_Prompt_
What is the number of lines containing the string "examinierten"? Answer with the number only.

Dataset entries:
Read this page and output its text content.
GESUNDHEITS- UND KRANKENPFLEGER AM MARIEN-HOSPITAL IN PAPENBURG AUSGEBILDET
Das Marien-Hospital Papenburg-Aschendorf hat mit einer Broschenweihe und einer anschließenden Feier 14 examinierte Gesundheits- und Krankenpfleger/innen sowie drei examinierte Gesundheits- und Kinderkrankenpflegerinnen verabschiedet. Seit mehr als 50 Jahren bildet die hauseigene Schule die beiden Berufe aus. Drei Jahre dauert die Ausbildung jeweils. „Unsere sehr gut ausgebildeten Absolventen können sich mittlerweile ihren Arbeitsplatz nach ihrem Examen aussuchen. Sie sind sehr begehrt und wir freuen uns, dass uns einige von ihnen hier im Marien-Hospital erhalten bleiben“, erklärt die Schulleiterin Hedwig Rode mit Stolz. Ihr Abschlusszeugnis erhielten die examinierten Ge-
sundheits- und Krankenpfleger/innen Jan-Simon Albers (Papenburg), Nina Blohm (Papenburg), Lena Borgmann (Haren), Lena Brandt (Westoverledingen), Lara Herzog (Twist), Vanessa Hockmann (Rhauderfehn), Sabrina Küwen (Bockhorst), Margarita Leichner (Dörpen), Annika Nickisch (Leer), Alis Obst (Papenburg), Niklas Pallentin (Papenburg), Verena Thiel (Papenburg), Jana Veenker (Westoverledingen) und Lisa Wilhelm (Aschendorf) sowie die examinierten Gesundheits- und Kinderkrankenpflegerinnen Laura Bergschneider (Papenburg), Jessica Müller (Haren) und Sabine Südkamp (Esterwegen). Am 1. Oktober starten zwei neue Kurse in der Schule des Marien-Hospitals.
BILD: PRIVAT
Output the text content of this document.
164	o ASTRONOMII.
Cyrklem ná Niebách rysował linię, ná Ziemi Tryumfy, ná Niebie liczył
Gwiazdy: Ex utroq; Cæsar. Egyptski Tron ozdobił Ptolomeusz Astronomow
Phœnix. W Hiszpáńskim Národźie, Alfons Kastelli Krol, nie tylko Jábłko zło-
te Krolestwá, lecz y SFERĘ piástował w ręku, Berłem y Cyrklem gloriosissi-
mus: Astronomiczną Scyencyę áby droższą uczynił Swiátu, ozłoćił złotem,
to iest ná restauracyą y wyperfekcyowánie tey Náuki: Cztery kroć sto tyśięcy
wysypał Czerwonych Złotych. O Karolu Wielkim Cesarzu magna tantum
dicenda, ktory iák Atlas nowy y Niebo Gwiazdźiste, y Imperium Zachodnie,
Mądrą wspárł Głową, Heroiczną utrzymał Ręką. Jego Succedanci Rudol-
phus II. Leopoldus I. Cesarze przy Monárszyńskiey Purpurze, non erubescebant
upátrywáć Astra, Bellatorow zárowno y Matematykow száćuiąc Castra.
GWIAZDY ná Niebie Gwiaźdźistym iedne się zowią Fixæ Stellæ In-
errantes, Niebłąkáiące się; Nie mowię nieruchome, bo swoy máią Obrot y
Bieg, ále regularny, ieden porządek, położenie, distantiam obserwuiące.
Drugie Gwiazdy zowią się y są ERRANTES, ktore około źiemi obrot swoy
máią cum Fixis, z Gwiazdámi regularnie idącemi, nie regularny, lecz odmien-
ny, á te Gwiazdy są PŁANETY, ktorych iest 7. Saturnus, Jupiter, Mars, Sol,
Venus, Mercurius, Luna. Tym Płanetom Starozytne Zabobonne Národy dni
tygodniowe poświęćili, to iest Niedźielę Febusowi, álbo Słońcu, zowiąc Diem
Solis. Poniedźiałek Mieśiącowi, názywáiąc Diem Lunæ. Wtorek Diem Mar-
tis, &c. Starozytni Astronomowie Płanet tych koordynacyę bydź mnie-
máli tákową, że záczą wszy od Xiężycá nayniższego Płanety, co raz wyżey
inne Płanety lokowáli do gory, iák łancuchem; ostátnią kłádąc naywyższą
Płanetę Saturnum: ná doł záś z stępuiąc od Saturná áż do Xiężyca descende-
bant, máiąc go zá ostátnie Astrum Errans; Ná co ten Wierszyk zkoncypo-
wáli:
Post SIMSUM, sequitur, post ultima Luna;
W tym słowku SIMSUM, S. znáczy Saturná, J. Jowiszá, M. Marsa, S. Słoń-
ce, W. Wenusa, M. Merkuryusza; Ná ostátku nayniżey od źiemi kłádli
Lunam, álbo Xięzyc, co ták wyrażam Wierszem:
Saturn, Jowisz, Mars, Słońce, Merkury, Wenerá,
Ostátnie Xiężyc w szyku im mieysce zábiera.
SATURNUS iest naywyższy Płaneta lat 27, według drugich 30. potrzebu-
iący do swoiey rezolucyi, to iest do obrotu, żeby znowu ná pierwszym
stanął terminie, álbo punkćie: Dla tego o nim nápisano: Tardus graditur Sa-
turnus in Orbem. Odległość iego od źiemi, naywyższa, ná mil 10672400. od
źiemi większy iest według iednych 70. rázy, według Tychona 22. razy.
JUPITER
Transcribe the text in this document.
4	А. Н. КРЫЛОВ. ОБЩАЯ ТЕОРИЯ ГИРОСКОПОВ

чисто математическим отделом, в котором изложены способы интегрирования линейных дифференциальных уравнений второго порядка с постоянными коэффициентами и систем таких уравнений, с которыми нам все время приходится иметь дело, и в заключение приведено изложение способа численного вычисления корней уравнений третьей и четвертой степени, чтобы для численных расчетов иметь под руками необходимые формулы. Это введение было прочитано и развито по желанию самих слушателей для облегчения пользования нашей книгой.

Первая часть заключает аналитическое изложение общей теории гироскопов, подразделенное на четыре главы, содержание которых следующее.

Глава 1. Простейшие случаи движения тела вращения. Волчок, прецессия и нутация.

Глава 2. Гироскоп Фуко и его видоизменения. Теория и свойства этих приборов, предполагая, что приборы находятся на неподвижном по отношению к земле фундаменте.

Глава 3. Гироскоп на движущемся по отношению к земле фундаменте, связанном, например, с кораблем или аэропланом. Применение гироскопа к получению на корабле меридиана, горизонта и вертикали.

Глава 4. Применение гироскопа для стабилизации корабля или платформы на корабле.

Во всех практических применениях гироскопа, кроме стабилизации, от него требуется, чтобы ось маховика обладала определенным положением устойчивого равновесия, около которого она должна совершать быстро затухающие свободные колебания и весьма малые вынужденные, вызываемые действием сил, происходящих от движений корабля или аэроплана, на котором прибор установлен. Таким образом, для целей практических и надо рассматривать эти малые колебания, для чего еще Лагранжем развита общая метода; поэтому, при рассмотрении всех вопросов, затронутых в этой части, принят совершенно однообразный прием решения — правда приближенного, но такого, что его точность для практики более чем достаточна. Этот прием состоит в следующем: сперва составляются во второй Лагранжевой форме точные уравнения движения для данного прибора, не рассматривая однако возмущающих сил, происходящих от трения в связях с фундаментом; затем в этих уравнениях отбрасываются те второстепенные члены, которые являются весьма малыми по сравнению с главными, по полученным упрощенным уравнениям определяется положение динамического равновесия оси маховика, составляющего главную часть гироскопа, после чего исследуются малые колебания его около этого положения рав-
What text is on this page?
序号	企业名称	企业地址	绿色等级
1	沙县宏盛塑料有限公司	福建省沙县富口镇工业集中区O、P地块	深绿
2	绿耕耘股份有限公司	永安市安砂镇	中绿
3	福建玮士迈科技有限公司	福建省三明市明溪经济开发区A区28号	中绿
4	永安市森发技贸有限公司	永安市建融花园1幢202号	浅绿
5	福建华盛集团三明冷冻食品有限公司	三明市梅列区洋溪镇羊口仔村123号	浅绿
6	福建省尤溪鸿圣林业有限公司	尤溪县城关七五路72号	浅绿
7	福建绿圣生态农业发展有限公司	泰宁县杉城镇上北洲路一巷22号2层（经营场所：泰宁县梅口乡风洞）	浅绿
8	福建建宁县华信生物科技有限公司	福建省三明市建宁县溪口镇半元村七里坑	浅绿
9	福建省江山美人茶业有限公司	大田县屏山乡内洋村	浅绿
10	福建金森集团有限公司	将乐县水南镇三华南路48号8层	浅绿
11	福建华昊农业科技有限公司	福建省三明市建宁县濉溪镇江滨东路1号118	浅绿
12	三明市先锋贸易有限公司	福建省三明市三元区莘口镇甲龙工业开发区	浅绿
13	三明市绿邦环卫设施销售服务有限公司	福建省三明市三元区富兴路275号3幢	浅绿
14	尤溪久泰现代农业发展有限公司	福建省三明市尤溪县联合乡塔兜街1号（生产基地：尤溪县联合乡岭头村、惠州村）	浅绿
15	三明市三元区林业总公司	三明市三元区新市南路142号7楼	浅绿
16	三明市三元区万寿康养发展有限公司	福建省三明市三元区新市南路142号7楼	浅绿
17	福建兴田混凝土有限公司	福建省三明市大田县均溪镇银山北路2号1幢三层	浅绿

_Solution for this exercise_
2